◆ Exercise brief: Copy each line of the records that holds the string "କରକମଳର".

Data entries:
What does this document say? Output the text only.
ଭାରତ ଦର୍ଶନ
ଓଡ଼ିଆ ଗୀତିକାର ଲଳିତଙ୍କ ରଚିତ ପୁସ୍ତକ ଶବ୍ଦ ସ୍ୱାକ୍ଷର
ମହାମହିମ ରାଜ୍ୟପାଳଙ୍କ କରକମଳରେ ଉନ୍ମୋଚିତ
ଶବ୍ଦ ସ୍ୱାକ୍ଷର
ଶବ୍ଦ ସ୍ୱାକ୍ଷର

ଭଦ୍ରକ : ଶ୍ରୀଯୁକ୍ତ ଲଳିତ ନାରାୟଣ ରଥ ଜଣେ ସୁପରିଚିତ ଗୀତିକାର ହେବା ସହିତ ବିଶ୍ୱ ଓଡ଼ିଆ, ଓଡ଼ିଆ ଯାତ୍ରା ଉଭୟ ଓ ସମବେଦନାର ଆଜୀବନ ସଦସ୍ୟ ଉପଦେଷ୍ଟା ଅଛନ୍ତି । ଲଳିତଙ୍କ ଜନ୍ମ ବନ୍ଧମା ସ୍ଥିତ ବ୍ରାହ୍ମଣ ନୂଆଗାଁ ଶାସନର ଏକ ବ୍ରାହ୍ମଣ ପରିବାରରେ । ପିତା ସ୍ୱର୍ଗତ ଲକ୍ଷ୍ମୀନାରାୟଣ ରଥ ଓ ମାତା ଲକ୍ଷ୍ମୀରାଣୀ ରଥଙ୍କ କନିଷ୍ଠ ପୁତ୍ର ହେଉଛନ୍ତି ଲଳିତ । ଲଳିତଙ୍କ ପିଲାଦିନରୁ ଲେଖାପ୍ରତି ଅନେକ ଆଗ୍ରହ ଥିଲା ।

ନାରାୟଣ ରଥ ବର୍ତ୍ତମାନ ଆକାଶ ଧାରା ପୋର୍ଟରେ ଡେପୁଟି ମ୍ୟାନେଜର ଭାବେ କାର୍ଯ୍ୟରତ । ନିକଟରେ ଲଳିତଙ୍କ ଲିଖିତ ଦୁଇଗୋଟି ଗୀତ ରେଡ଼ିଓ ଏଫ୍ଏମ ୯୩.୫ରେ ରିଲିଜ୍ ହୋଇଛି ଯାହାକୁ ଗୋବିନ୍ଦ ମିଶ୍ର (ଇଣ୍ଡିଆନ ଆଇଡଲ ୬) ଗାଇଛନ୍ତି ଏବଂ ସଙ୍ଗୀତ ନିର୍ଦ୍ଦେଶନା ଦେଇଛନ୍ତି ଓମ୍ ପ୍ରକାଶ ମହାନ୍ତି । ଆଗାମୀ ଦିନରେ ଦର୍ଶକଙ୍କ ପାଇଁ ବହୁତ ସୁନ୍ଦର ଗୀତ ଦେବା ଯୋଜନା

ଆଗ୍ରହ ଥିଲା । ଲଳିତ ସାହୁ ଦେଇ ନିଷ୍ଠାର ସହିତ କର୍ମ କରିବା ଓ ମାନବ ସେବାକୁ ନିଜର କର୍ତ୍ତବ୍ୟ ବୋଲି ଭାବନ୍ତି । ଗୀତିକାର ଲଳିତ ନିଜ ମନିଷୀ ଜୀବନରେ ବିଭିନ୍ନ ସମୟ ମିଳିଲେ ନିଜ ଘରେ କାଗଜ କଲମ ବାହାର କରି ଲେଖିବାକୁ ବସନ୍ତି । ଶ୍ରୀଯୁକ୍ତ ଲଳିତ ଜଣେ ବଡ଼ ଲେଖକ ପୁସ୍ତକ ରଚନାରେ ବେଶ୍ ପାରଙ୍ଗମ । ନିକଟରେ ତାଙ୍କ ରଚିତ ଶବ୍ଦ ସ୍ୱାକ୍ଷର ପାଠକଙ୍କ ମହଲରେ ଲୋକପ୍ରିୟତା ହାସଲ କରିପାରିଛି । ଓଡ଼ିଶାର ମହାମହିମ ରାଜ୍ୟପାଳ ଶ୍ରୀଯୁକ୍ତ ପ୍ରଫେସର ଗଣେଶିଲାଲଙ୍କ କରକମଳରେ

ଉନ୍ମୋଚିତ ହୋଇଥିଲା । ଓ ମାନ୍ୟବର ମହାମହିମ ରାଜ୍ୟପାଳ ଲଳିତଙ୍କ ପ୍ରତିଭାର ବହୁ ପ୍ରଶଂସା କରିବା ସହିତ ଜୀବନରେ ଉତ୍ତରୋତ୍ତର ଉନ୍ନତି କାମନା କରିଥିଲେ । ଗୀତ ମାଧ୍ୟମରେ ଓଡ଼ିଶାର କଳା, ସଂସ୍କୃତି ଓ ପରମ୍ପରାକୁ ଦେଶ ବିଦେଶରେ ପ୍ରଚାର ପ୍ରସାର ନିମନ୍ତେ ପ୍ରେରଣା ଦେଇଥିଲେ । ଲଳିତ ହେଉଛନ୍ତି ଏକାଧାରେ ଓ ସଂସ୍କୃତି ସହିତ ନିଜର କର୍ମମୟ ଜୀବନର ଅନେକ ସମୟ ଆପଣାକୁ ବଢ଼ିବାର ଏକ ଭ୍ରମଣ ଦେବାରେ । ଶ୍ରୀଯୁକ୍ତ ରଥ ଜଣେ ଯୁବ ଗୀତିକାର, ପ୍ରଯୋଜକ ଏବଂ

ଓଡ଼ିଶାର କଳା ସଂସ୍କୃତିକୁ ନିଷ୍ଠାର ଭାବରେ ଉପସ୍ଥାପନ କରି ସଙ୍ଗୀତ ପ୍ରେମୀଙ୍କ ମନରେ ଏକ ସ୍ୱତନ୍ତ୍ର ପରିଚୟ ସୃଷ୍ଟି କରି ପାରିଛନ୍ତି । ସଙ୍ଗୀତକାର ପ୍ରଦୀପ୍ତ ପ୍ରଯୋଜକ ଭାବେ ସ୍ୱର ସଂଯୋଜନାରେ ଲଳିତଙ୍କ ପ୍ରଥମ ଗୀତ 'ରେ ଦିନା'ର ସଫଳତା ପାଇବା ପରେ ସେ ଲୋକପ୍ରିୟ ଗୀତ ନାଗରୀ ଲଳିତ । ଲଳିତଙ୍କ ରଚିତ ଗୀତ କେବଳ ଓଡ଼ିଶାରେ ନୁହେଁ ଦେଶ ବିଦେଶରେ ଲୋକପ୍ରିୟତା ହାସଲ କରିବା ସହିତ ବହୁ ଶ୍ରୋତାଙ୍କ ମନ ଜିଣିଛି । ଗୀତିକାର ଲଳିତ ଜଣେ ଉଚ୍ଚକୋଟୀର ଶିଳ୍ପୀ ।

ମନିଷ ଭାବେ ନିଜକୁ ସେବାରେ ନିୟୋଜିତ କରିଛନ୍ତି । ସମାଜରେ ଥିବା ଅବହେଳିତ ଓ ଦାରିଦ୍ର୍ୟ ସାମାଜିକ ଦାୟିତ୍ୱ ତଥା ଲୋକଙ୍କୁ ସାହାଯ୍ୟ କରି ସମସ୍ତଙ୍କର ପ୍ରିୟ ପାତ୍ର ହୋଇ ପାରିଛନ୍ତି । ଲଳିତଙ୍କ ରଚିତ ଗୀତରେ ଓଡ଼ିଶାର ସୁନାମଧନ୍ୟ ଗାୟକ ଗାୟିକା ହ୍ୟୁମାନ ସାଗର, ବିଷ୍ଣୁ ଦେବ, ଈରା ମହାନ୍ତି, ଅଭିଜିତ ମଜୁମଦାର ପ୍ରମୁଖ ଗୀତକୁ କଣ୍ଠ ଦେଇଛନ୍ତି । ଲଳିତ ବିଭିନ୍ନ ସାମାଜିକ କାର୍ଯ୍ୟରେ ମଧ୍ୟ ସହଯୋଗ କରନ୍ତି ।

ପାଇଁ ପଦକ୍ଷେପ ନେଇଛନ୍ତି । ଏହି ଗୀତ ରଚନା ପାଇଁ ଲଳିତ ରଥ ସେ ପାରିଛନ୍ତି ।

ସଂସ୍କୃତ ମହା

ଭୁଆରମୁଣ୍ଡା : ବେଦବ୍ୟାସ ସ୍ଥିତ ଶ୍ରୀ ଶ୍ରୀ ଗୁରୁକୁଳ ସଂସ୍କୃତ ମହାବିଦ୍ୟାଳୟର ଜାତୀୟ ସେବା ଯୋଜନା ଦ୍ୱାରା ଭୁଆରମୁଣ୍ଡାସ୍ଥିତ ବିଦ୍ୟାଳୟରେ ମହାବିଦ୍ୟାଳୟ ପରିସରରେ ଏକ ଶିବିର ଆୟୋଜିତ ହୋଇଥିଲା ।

◆ The answer:
ମହାମହିମ ରାଜ୍ୟପାଳଙ୍କ କରକମଳରେ ଉନ୍ମୋଚିତ
ଆଗ୍ରହ ଥିଲା । ଲଳିତ ସାହୁ ଦେଇ ନିଷ୍ଠାର ସହିତ କର୍ମ କରିବା ଓ ମାନବ ସେବାକୁ ନିଜର କର୍ତ୍ତବ୍ୟ ବୋଲି ଭାବନ୍ତି । ଗୀତିକାର ଲଳିତ ନିଜ ମନିଷୀ ଜୀବନରେ ବିଭିନ୍ନ ସମୟ ମିଳିଲେ ନିଜ ଘରେ କାଗଜ କଲମ ବାହାର କରି ଲେଖିବାକୁ ବସନ୍ତି । ଶ୍ରୀଯୁକ୍ତ ଲଳିତ ଜଣେ ବଡ଼ ଲେଖକ ପୁସ୍ତକ ରଚନାରେ ବେଶ୍ ପାରଙ୍ଗମ । ନିକଟରେ ତାଙ୍କ ରଚିତ ଶବ୍ଦ ସ୍ୱାକ୍ଷର ପାଠକଙ୍କ ମହଲରେ ଲୋକପ୍ରିୟତା ହାସଲ କରିପାରିଛି । ଓଡ଼ିଶାର ମହାମହିମ ରାଜ୍ୟପାଳ ଶ୍ରୀଯୁକ୍ତ ପ୍ରଫେସର ଗଣେଶିଲାଲଙ୍କ କରକମଳରେ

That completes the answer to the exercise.